* _Aim of the task_
Every entry below should be printed exactly, without its images.

──────── Extracted data ────────

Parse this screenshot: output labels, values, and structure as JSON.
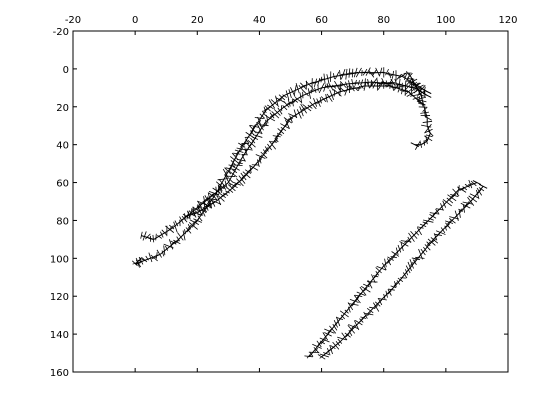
{
  "chart_data": {
    "type": "scatter",
    "title": "",
    "xlabel": "",
    "ylabel": "",
    "x_axis_position": "top",
    "y_axis_inverted": true,
    "xlim": [
      -20,
      120
    ],
    "ylim": [
      -20,
      160
    ],
    "xticks": [
      "-20",
      "0",
      "20",
      "40",
      "60",
      "80",
      "100",
      "120"
    ],
    "yticks": [
      "-20",
      "0",
      "20",
      "40",
      "60",
      "80",
      "100",
      "120",
      "140",
      "160"
    ],
    "grid": false,
    "colors": {
      "frame": "#000000",
      "marks": "#000000"
    },
    "marker": "short oriented line segments (quiver-like)",
    "series": [
      {
        "x": [
          2,
          0,
          8,
          14,
          20,
          26,
          30,
          34,
          38,
          42,
          48,
          56,
          64,
          72,
          80,
          86,
          90,
          94
        ],
        "y": [
          100,
          103,
          98,
          90,
          80,
          66,
          54,
          42,
          32,
          22,
          14,
          8,
          4,
          2,
          2,
          4,
          8,
          12
        ]
      },
      {
        "x": [
          2,
          6,
          12,
          18,
          24,
          30,
          34,
          38,
          42,
          48,
          54,
          60,
          68,
          76,
          84,
          90,
          94
        ],
        "y": [
          88,
          90,
          84,
          76,
          68,
          60,
          48,
          38,
          28,
          20,
          14,
          10,
          8,
          7,
          8,
          10,
          14
        ]
      },
      {
        "x": [
          16,
          20,
          26,
          32,
          38,
          44,
          50,
          58,
          66,
          74,
          82,
          88,
          92
        ],
        "y": [
          78,
          76,
          70,
          62,
          52,
          40,
          26,
          18,
          12,
          9,
          9,
          12,
          18
        ]
      },
      {
        "x": [
          88,
          90,
          92,
          93,
          94,
          94,
          95,
          94,
          92,
          90
        ],
        "y": [
          2,
          8,
          14,
          20,
          26,
          30,
          34,
          38,
          40,
          40
        ]
      },
      {
        "x": [
          56,
          62,
          68,
          74,
          80,
          86,
          92,
          98,
          104,
          110
        ],
        "y": [
          152,
          140,
          128,
          116,
          104,
          94,
          84,
          74,
          64,
          60
        ]
      },
      {
        "x": [
          60,
          66,
          72,
          78,
          84,
          90,
          96,
          102,
          108,
          112
        ],
        "y": [
          152,
          144,
          134,
          124,
          114,
          102,
          90,
          80,
          70,
          62
        ]
      }
    ]
  }
}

────────

* _Task response_
Parse this screenshot: output labels, values, and structure as JSON.
{
  "chart_data": {
    "type": "scatter",
    "title": "",
    "xlabel": "",
    "ylabel": "",
    "x_axis_position": "top",
    "y_axis_inverted": true,
    "xlim": [
      -20,
      120
    ],
    "ylim": [
      -20,
      160
    ],
    "xticks": [
      "-20",
      "0",
      "20",
      "40",
      "60",
      "80",
      "100",
      "120"
    ],
    "yticks": [
      "-20",
      "0",
      "20",
      "40",
      "60",
      "80",
      "100",
      "120",
      "140",
      "160"
    ],
    "grid": false,
    "colors": {
      "frame": "#000000",
      "marks": "#000000"
    },
    "marker": "short oriented line segments (quiver-like)",
    "series": [
      {
        "x": [
          2,
          0,
          8,
          14,
          20,
          26,
          30,
          34,
          38,
          42,
          48,
          56,
          64,
          72,
          80,
          86,
          90,
          94
        ],
        "y": [
          100,
          103,
          98,
          90,
          80,
          66,
          54,
          42,
          32,
          22,
          14,
          8,
          4,
          2,
          2,
          4,
          8,
          12
        ]
      },
      {
        "x": [
          2,
          6,
          12,
          18,
          24,
          30,
          34,
          38,
          42,
          48,
          54,
          60,
          68,
          76,
          84,
          90,
          94
        ],
        "y": [
          88,
          90,
          84,
          76,
          68,
          60,
          48,
          38,
          28,
          20,
          14,
          10,
          8,
          7,
          8,
          10,
          14
        ]
      },
      {
        "x": [
          16,
          20,
          26,
          32,
          38,
          44,
          50,
          58,
          66,
          74,
          82,
          88,
          92
        ],
        "y": [
          78,
          76,
          70,
          62,
          52,
          40,
          26,
          18,
          12,
          9,
          9,
          12,
          18
        ]
      },
      {
        "x": [
          88,
          90,
          92,
          93,
          94,
          94,
          95,
          94,
          92,
          90
        ],
        "y": [
          2,
          8,
          14,
          20,
          26,
          30,
          34,
          38,
          40,
          40
        ]
      },
      {
        "x": [
          56,
          62,
          68,
          74,
          80,
          86,
          92,
          98,
          104,
          110
        ],
        "y": [
          152,
          140,
          128,
          116,
          104,
          94,
          84,
          74,
          64,
          60
        ]
      },
      {
        "x": [
          60,
          66,
          72,
          78,
          84,
          90,
          96,
          102,
          108,
          112
        ],
        "y": [
          152,
          144,
          134,
          124,
          114,
          102,
          90,
          80,
          70,
          62
        ]
      }
    ]
  }
}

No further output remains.